◆ WHAT TO WORK ON
Copy each line exactly. Drop every picture.

··· RECORD EXTRACTS

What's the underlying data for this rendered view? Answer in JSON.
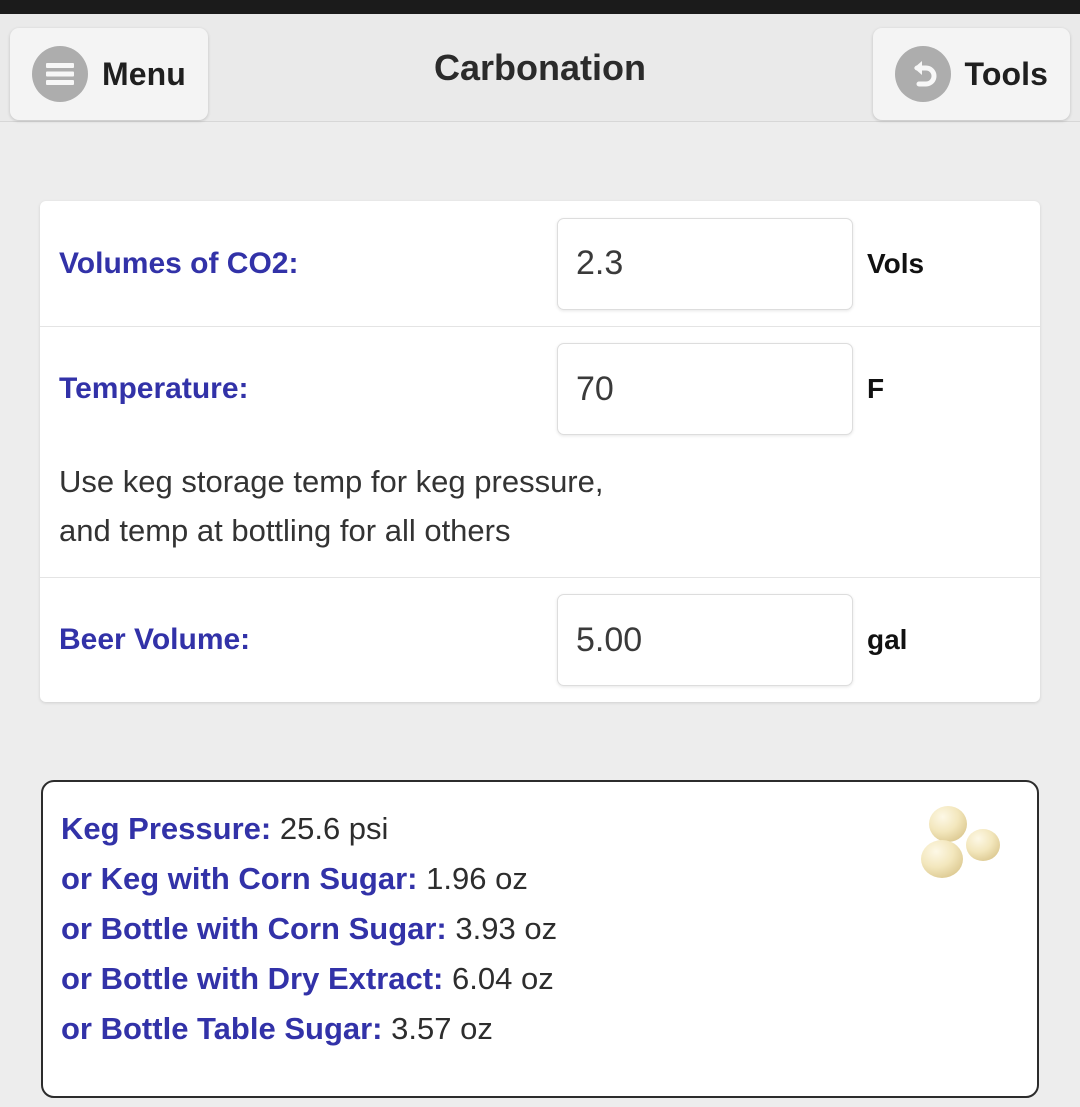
{
  "header": {
    "title": "Carbonation",
    "menu_label": "Menu",
    "tools_label": "Tools",
    "menu_icon": "hamburger-menu-icon",
    "tools_icon": "undo-arrow-icon"
  },
  "form": {
    "fields": [
      {
        "label": "Volumes of CO2:",
        "value": "2.3",
        "unit": "Vols"
      },
      {
        "label": "Temperature:",
        "value": "70",
        "unit": "F"
      },
      {
        "label": "Beer Volume:",
        "value": "5.00",
        "unit": "gal"
      }
    ],
    "helper_text": "Use keg storage temp for keg pressure,\nand temp at bottling for all others"
  },
  "results": {
    "lines": [
      {
        "label": "Keg Pressure:",
        "value": "25.6 psi"
      },
      {
        "label": "or Keg with Corn Sugar:",
        "value": "1.96 oz"
      },
      {
        "label": "or Bottle with Corn Sugar:",
        "value": "3.93 oz"
      },
      {
        "label": "or Bottle with Dry Extract:",
        "value": "6.04 oz"
      },
      {
        "label": "or Bottle Table Sugar:",
        "value": "3.57 oz"
      }
    ],
    "decoration_icon": "sugar-grains-icon"
  },
  "colors": {
    "label_blue": "#3232a8",
    "page_background": "#ededed",
    "header_background": "#eaeaea",
    "status_strip": "#1b1b1b",
    "panel_border": "#2c2c2c",
    "sugar_grain": "#f0e3b8"
  }
}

······

◆ FINAL RESULT
What's the underlying data for this rendered view? Answer in JSON.
{
  "header": {
    "title": "Carbonation",
    "menu_label": "Menu",
    "tools_label": "Tools",
    "menu_icon": "hamburger-menu-icon",
    "tools_icon": "undo-arrow-icon"
  },
  "form": {
    "fields": [
      {
        "label": "Volumes of CO2:",
        "value": "2.3",
        "unit": "Vols"
      },
      {
        "label": "Temperature:",
        "value": "70",
        "unit": "F"
      },
      {
        "label": "Beer Volume:",
        "value": "5.00",
        "unit": "gal"
      }
    ],
    "helper_text": "Use keg storage temp for keg pressure,\nand temp at bottling for all others"
  },
  "results": {
    "lines": [
      {
        "label": "Keg Pressure:",
        "value": "25.6 psi"
      },
      {
        "label": "or Keg with Corn Sugar:",
        "value": "1.96 oz"
      },
      {
        "label": "or Bottle with Corn Sugar:",
        "value": "3.93 oz"
      },
      {
        "label": "or Bottle with Dry Extract:",
        "value": "6.04 oz"
      },
      {
        "label": "or Bottle Table Sugar:",
        "value": "3.57 oz"
      }
    ],
    "decoration_icon": "sugar-grains-icon"
  },
  "colors": {
    "label_blue": "#3232a8",
    "page_background": "#ededed",
    "header_background": "#eaeaea",
    "status_strip": "#1b1b1b",
    "panel_border": "#2c2c2c",
    "sugar_grain": "#f0e3b8"
  }
}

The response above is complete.